[Brief]:
Provide an exact reproduction of every entry.

________________________

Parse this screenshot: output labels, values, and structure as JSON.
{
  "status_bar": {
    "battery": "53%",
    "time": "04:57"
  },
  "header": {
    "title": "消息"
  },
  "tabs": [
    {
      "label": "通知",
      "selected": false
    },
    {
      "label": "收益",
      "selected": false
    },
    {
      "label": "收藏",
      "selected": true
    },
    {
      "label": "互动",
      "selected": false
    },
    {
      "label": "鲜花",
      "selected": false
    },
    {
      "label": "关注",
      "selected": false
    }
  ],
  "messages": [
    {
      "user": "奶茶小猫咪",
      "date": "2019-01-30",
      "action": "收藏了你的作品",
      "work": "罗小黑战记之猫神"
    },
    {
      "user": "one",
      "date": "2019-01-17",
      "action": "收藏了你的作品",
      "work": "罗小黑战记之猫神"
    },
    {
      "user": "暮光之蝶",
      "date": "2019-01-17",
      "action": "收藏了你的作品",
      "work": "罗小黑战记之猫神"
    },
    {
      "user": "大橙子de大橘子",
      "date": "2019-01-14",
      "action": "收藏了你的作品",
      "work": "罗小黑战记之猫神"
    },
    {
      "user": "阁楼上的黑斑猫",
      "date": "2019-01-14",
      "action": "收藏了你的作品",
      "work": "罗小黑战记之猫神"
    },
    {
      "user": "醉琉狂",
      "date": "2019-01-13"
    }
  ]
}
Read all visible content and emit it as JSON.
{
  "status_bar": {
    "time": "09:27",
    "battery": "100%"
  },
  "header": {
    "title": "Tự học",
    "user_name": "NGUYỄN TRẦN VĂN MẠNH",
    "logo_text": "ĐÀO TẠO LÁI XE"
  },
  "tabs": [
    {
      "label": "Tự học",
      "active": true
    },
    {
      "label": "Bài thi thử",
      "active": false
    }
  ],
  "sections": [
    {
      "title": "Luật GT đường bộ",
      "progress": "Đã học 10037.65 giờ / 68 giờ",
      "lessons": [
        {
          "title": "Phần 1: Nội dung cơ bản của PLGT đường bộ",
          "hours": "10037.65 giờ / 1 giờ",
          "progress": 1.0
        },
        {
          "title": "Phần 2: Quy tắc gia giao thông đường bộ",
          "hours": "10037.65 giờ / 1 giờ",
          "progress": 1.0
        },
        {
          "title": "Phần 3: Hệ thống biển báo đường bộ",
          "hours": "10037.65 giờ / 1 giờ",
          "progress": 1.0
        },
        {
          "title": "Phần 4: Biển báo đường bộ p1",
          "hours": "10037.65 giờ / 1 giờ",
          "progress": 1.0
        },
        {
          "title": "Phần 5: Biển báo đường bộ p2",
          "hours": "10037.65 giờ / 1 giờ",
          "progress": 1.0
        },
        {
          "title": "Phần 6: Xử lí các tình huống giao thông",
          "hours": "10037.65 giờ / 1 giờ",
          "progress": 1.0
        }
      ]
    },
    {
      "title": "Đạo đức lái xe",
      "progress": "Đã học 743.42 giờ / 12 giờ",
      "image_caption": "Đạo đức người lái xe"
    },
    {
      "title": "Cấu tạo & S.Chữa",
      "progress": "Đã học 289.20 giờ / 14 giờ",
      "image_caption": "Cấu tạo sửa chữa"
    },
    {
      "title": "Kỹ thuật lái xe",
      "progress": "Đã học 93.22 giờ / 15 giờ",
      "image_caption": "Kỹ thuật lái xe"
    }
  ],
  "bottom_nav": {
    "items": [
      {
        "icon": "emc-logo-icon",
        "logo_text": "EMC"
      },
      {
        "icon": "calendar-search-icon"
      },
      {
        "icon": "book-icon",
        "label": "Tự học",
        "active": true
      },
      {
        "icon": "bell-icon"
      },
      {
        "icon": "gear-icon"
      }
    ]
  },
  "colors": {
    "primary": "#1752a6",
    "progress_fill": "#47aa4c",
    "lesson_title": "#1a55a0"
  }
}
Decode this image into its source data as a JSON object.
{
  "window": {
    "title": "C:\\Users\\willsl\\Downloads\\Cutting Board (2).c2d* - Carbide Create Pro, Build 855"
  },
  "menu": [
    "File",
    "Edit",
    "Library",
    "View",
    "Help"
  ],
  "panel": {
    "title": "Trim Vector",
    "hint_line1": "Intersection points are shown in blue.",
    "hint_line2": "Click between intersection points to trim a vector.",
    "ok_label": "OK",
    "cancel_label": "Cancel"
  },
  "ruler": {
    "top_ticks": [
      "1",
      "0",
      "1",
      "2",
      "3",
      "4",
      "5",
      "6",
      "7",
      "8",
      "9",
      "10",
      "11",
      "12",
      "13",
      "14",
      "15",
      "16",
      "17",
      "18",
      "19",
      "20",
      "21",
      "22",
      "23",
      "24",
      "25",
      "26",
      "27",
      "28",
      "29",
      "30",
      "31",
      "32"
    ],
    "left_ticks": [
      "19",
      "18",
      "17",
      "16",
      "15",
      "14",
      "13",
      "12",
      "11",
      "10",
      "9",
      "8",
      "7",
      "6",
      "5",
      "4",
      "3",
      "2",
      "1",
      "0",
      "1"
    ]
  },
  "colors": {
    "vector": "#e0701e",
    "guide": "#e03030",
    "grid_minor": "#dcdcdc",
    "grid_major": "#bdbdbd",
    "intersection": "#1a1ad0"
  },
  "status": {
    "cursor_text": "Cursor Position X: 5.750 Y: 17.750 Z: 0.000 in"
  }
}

________________________

[Completed task]:
Parse this screenshot: output labels, values, and structure as JSON.
{
  "status_bar": {
    "battery": "53%",
    "time": "04:57"
  },
  "header": {
    "title": "消息"
  },
  "tabs": [
    {
      "label": "通知",
      "selected": false
    },
    {
      "label": "收益",
      "selected": false
    },
    {
      "label": "收藏",
      "selected": true
    },
    {
      "label": "互动",
      "selected": false
    },
    {
      "label": "鲜花",
      "selected": false
    },
    {
      "label": "关注",
      "selected": false
    }
  ],
  "messages": [
    {
      "user": "奶茶小猫咪",
      "date": "2019-01-30",
      "action": "收藏了你的作品",
      "work": "罗小黑战记之猫神"
    },
    {
      "user": "one",
      "date": "2019-01-17",
      "action": "收藏了你的作品",
      "work": "罗小黑战记之猫神"
    },
    {
      "user": "暮光之蝶",
      "date": "2019-01-17",
      "action": "收藏了你的作品",
      "work": "罗小黑战记之猫神"
    },
    {
      "user": "大橙子de大橘子",
      "date": "2019-01-14",
      "action": "收藏了你的作品",
      "work": "罗小黑战记之猫神"
    },
    {
      "user": "阁楼上的黑斑猫",
      "date": "2019-01-14",
      "action": "收藏了你的作品",
      "work": "罗小黑战记之猫神"
    },
    {
      "user": "醉琉狂",
      "date": "2019-01-13"
    }
  ]
}
Read all visible content and emit it as JSON.
{
  "status_bar": {
    "time": "09:27",
    "battery": "100%"
  },
  "header": {
    "title": "Tự học",
    "user_name": "NGUYỄN TRẦN VĂN MẠNH",
    "logo_text": "ĐÀO TẠO LÁI XE"
  },
  "tabs": [
    {
      "label": "Tự học",
      "active": true
    },
    {
      "label": "Bài thi thử",
      "active": false
    }
  ],
  "sections": [
    {
      "title": "Luật GT đường bộ",
      "progress": "Đã học 10037.65 giờ / 68 giờ",
      "lessons": [
        {
          "title": "Phần 1: Nội dung cơ bản của PLGT đường bộ",
          "hours": "10037.65 giờ / 1 giờ",
          "progress": 1.0
        },
        {
          "title": "Phần 2: Quy tắc gia giao thông đường bộ",
          "hours": "10037.65 giờ / 1 giờ",
          "progress": 1.0
        },
        {
          "title": "Phần 3: Hệ thống biển báo đường bộ",
          "hours": "10037.65 giờ / 1 giờ",
          "progress": 1.0
        },
        {
          "title": "Phần 4: Biển báo đường bộ p1",
          "hours": "10037.65 giờ / 1 giờ",
          "progress": 1.0
        },
        {
          "title": "Phần 5: Biển báo đường bộ p2",
          "hours": "10037.65 giờ / 1 giờ",
          "progress": 1.0
        },
        {
          "title": "Phần 6: Xử lí các tình huống giao thông",
          "hours": "10037.65 giờ / 1 giờ",
          "progress": 1.0
        }
      ]
    },
    {
      "title": "Đạo đức lái xe",
      "progress": "Đã học 743.42 giờ / 12 giờ",
      "image_caption": "Đạo đức người lái xe"
    },
    {
      "title": "Cấu tạo & S.Chữa",
      "progress": "Đã học 289.20 giờ / 14 giờ",
      "image_caption": "Cấu tạo sửa chữa"
    },
    {
      "title": "Kỹ thuật lái xe",
      "progress": "Đã học 93.22 giờ / 15 giờ",
      "image_caption": "Kỹ thuật lái xe"
    }
  ],
  "bottom_nav": {
    "items": [
      {
        "icon": "emc-logo-icon",
        "logo_text": "EMC"
      },
      {
        "icon": "calendar-search-icon"
      },
      {
        "icon": "book-icon",
        "label": "Tự học",
        "active": true
      },
      {
        "icon": "bell-icon"
      },
      {
        "icon": "gear-icon"
      }
    ]
  },
  "colors": {
    "primary": "#1752a6",
    "progress_fill": "#47aa4c",
    "lesson_title": "#1a55a0"
  }
}
Decode this image into its source data as a JSON object.
{
  "window": {
    "title": "C:\\Users\\willsl\\Downloads\\Cutting Board (2).c2d* - Carbide Create Pro, Build 855"
  },
  "menu": [
    "File",
    "Edit",
    "Library",
    "View",
    "Help"
  ],
  "panel": {
    "title": "Trim Vector",
    "hint_line1": "Intersection points are shown in blue.",
    "hint_line2": "Click between intersection points to trim a vector.",
    "ok_label": "OK",
    "cancel_label": "Cancel"
  },
  "ruler": {
    "top_ticks": [
      "1",
      "0",
      "1",
      "2",
      "3",
      "4",
      "5",
      "6",
      "7",
      "8",
      "9",
      "10",
      "11",
      "12",
      "13",
      "14",
      "15",
      "16",
      "17",
      "18",
      "19",
      "20",
      "21",
      "22",
      "23",
      "24",
      "25",
      "26",
      "27",
      "28",
      "29",
      "30",
      "31",
      "32"
    ],
    "left_ticks": [
      "19",
      "18",
      "17",
      "16",
      "15",
      "14",
      "13",
      "12",
      "11",
      "10",
      "9",
      "8",
      "7",
      "6",
      "5",
      "4",
      "3",
      "2",
      "1",
      "0",
      "1"
    ]
  },
  "colors": {
    "vector": "#e0701e",
    "guide": "#e03030",
    "grid_minor": "#dcdcdc",
    "grid_major": "#bdbdbd",
    "intersection": "#1a1ad0"
  },
  "status": {
    "cursor_text": "Cursor Position X: 5.750 Y: 17.750 Z: 0.000 in"
  }
}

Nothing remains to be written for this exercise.